Exercice: Recopiez sans rien changer le passage du texte sur la sortie dans l'espace de Polaris Dawn qui commence par les mots contenant « Avant même de » et se termine par « chaud à l’intérieur. ».

Texte fourni:
....

Un protocole de sortie bien précis
L’enjeu demandé aux membres de Polaris Dawn sera tout de même moins important que pour les astronautes de la Station spatiale internationale (ISS). Ces derniers sortent pour effectuer des travaux sur l’ISS et doivent donc apprendre à manipuler des outils dans le vide spatial. Jared Isaacman et ses compagnons n’auront pas ce type de tâches à effectuer et seulement deux d’entre eux sortiront, pendant que les deux autres resteront dans la capsule, mais ils testeront un tout nouveau protocole de sortie qui pourrait s’avérer dangereux.
Avant même de pouvoir sortir dans l’espace, il existe des règles bien précises à suivre. Quelques heures auparavant, les astronautes de l’ISS commencent une procédure de « pré-respiration d’oxygène », c’est-à-dire qu’ils se mettent à respirer de l’oxygène pur afin de purger leur sang de l’azote qu’il contient. Cela permet d’éviter que l’azote ne forme des bulles dans l’organisme et d’entraîner un accident de décompression pouvant s’avérer mortel.
Ils doivent ensuite enfiler leur combinaison spatiale, puis entrer dans un sas, afin que le reste de la station ne soit pas exposé au vide spatial. C’est ici que se déroule le processus de dépressurisation avant de pouvoir sortir dans l’espace, tandis que les autres membres de l’équipage restent au chaud à l’intérieur.
Pas de sas de dépressurisation
La particularité du vaisseau de SpaceX est qu’il ne contient pas de sas de dépressurisation. Il a donc fallu mettre en place un tout nouveau protocole pour leur EVA. Les quatre membres de l’équipage seront constamment habillés de leur combinaison spécialement développées pour l’occasion.
45 heures avant la sortie extra-véhiculaire, ils entreront dans la procédure de « pré-respiration », puis deux heures avant l’EVA, la capsule sera progressivement dépressurisée. Une fois que tout sera prêt, le nez du vaisseau s’ouvrira et les quatre membres de l’équipage, ainsi que l’intérieur de la capsule, seront soumis au vide spatial. Jared Isaacman et Sarah Gillis pourront alors s’élancer tour à tour dans l’espace durant 15-20 minutes, tout en étant relié au Crew Dragon par un ombilical.
Cette sortie à 700km de la Terre permettra à SpaceX de tester ses nouvelles combinaisons, mais aussi la résistance de son vaisseau au vide spatial. « Il faut aussi s’assurer que l’intérieur du véhicule ne soit pas dégradé lors de son exposition au vide spatial. Si les combinaisons des astronautes fonctionnent bien, qu’ils sont en bonne santé, rentrent mais que leur vaisseau ne fonctionne plus, ça reste un problème », précise Rémi Canton au HuffPost.

....

Éléments enregistrés du jeu de données
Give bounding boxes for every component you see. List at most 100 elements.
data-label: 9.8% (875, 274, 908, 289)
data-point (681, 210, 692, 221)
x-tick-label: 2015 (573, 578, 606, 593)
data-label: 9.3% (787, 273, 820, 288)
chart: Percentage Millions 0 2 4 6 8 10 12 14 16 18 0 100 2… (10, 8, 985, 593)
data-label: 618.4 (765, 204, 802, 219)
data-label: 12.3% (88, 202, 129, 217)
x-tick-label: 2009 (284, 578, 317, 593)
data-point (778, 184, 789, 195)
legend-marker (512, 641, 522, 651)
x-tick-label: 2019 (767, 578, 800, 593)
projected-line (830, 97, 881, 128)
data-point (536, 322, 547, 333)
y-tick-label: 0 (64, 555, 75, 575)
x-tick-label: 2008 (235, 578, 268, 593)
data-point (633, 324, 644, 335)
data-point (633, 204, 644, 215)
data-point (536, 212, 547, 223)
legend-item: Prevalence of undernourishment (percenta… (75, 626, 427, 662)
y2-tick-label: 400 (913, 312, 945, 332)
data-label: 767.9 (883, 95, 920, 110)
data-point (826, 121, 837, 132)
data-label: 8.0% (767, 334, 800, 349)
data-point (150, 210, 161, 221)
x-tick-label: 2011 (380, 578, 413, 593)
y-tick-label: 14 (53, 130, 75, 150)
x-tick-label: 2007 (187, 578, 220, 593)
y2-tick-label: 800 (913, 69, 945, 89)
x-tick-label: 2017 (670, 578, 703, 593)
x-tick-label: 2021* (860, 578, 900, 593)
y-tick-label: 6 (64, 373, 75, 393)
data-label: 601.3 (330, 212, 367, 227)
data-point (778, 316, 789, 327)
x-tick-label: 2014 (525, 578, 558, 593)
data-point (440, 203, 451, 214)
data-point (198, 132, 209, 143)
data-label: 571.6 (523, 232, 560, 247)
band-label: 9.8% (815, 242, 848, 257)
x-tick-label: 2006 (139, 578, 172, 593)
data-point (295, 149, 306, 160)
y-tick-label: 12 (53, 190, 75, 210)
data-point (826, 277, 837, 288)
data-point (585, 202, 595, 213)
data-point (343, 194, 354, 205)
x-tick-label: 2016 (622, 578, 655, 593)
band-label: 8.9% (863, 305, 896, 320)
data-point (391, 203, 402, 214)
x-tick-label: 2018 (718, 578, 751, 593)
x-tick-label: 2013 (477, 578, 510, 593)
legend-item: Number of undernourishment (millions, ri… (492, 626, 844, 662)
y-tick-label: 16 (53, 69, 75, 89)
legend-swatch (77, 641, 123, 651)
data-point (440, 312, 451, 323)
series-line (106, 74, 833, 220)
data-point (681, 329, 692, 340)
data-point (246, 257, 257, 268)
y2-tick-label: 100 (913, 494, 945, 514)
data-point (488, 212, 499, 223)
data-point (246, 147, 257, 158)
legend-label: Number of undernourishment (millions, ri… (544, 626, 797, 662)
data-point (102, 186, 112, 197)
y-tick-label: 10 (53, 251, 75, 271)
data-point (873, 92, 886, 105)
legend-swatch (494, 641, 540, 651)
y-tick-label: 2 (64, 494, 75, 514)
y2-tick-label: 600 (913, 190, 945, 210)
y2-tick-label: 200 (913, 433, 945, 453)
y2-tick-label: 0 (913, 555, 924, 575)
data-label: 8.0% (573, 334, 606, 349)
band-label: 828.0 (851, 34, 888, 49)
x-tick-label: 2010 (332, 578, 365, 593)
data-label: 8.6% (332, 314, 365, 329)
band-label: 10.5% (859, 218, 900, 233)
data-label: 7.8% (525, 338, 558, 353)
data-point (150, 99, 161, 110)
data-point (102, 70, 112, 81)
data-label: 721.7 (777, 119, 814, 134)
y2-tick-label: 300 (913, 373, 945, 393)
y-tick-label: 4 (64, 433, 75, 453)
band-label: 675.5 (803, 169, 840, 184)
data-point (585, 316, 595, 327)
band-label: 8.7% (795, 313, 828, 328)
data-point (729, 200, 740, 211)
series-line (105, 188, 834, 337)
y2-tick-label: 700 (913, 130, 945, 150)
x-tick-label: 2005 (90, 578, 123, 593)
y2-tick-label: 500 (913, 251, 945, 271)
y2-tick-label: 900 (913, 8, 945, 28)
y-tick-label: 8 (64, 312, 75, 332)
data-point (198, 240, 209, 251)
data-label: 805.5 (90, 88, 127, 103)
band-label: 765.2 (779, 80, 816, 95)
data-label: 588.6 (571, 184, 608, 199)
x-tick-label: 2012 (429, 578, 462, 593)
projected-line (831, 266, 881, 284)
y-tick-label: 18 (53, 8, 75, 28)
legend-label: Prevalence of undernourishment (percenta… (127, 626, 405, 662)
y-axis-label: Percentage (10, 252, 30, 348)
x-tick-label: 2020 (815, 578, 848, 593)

....

Résultat:
Avant même de pouvoir sortir dans l’espace, il existe des règles bien précises à suivre. Quelques heures auparavant, les astronautes de l’ISS commencent une procédure de « pré-respiration d’oxygène », c’est-à-dire qu’ils se mettent à respirer de l’oxygène pur afin de purger leur sang de l’azote qu’il contient. Cela permet d’éviter que l’azote ne forme des bulles dans l’organisme et d’entraîner un accident de décompression pouvant s’avérer mortel.
Ils doivent ensuite enfiler leur combinaison spatiale, puis entrer dans un sas, afin que le reste de la station ne soit pas exposé au vide spatial. C’est ici que se déroule le processus de dépressurisation avant de pouvoir sortir dans l’espace, tandis que les autres membres de l’équipage restent au chaud à l’intérieur.